• [EXERCISE]: What follows is a block of records; reproduce all of it verbatim.

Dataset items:
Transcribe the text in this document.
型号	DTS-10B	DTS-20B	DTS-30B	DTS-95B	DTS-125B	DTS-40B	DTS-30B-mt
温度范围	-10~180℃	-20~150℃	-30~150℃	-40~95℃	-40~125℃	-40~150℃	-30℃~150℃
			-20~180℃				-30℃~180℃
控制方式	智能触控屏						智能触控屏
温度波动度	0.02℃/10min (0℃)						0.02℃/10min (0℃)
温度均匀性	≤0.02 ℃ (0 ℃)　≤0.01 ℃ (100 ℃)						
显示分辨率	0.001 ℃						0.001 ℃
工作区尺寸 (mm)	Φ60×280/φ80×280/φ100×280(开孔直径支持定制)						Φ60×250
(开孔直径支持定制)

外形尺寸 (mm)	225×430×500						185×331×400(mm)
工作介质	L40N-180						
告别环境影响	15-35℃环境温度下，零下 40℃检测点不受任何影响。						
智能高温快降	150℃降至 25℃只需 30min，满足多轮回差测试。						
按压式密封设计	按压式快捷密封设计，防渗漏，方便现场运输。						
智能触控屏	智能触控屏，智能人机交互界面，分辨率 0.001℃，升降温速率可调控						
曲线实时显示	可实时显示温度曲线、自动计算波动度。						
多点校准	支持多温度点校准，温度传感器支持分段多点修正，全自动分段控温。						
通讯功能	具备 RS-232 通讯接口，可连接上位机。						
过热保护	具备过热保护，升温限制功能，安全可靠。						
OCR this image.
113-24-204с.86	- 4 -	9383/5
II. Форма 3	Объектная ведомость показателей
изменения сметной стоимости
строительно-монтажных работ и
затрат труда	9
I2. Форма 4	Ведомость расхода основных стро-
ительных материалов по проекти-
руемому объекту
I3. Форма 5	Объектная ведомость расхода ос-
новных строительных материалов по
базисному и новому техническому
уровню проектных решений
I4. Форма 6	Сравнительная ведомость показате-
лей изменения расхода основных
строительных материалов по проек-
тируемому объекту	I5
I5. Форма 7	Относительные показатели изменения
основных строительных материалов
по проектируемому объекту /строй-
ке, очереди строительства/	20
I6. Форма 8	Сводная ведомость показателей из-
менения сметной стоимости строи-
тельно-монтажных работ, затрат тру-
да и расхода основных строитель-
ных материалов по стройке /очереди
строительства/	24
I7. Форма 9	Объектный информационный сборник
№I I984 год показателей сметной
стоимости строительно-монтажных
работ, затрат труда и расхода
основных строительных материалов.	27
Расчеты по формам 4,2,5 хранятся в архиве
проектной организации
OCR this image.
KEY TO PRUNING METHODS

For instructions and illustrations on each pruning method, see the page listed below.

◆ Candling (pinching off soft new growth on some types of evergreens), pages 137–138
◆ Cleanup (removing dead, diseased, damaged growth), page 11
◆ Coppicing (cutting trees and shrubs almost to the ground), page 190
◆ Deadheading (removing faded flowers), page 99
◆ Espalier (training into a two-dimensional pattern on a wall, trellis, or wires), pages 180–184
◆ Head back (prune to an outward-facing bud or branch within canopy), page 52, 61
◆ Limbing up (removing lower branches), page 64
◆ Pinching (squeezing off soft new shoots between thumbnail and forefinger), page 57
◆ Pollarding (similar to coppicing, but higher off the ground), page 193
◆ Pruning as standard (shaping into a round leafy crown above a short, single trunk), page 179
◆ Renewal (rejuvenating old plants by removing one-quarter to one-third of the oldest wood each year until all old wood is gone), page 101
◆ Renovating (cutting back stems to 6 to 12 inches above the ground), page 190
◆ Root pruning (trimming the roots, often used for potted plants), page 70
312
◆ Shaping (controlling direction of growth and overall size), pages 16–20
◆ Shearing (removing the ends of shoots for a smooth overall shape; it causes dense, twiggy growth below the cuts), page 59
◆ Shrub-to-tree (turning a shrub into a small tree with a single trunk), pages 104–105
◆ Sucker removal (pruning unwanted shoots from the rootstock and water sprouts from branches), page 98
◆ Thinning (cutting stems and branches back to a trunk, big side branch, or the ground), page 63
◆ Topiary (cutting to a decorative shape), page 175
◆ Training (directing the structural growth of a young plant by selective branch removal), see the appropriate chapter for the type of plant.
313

• [FULL ANSWER]:
Transcribe the text in this document.
型号	DTS-10B	DTS-20B	DTS-30B	DTS-95B	DTS-125B	DTS-40B	DTS-30B-mt
温度范围	-10~180℃	-20~150℃	-30~150℃	-40~95℃	-40~125℃	-40~150℃	-30℃~150℃
			-20~180℃				-30℃~180℃
控制方式	智能触控屏						智能触控屏
温度波动度	0.02℃/10min (0℃)						0.02℃/10min (0℃)
温度均匀性	≤0.02 ℃ (0 ℃)　≤0.01 ℃ (100 ℃)						
显示分辨率	0.001 ℃						0.001 ℃
工作区尺寸 (mm)	Φ60×280/φ80×280/φ100×280(开孔直径支持定制)						Φ60×250
(开孔直径支持定制)

外形尺寸 (mm)	225×430×500						185×331×400(mm)
工作介质	L40N-180						
告别环境影响	15-35℃环境温度下，零下 40℃检测点不受任何影响。						
智能高温快降	150℃降至 25℃只需 30min，满足多轮回差测试。						
按压式密封设计	按压式快捷密封设计，防渗漏，方便现场运输。						
智能触控屏	智能触控屏，智能人机交互界面，分辨率 0.001℃，升降温速率可调控						
曲线实时显示	可实时显示温度曲线、自动计算波动度。						
多点校准	支持多温度点校准，温度传感器支持分段多点修正，全自动分段控温。						
通讯功能	具备 RS-232 通讯接口，可连接上位机。						
过热保护	具备过热保护，升温限制功能，安全可靠。						
OCR this image.
113-24-204с.86	- 4 -	9383/5
II. Форма 3	Объектная ведомость показателей
изменения сметной стоимости
строительно-монтажных работ и
затрат труда	9
I2. Форма 4	Ведомость расхода основных стро-
ительных материалов по проекти-
руемому объекту
I3. Форма 5	Объектная ведомость расхода ос-
новных строительных материалов по
базисному и новому техническому
уровню проектных решений
I4. Форма 6	Сравнительная ведомость показате-
лей изменения расхода основных
строительных материалов по проек-
тируемому объекту	I5
I5. Форма 7	Относительные показатели изменения
основных строительных материалов
по проектируемому объекту /строй-
ке, очереди строительства/	20
I6. Форма 8	Сводная ведомость показателей из-
менения сметной стоимости строи-
тельно-монтажных работ, затрат тру-
да и расхода основных строитель-
ных материалов по стройке /очереди
строительства/	24
I7. Форма 9	Объектный информационный сборник
№I I984 год показателей сметной
стоимости строительно-монтажных
работ, затрат труда и расхода
основных строительных материалов.	27
Расчеты по формам 4,2,5 хранятся в архиве
проектной организации
OCR this image.
KEY TO PRUNING METHODS

For instructions and illustrations on each pruning method, see the page listed below.

◆ Candling (pinching off soft new growth on some types of evergreens), pages 137–138
◆ Cleanup (removing dead, diseased, damaged growth), page 11
◆ Coppicing (cutting trees and shrubs almost to the ground), page 190
◆ Deadheading (removing faded flowers), page 99
◆ Espalier (training into a two-dimensional pattern on a wall, trellis, or wires), pages 180–184
◆ Head back (prune to an outward-facing bud or branch within canopy), page 52, 61
◆ Limbing up (removing lower branches), page 64
◆ Pinching (squeezing off soft new shoots between thumbnail and forefinger), page 57
◆ Pollarding (similar to coppicing, but higher off the ground), page 193
◆ Pruning as standard (shaping into a round leafy crown above a short, single trunk), page 179
◆ Renewal (rejuvenating old plants by removing one-quarter to one-third of the oldest wood each year until all old wood is gone), page 101
◆ Renovating (cutting back stems to 6 to 12 inches above the ground), page 190
◆ Root pruning (trimming the roots, often used for potted plants), page 70
312
◆ Shaping (controlling direction of growth and overall size), pages 16–20
◆ Shearing (removing the ends of shoots for a smooth overall shape; it causes dense, twiggy growth below the cuts), page 59
◆ Shrub-to-tree (turning a shrub into a small tree with a single trunk), pages 104–105
◆ Sucker removal (pruning unwanted shoots from the rootstock and water sprouts from branches), page 98
◆ Thinning (cutting stems and branches back to a trunk, big side branch, or the ground), page 63
◆ Topiary (cutting to a decorative shape), page 175
◆ Training (directing the structural growth of a young plant by selective branch removal), see the appropriate chapter for the type of plant.
313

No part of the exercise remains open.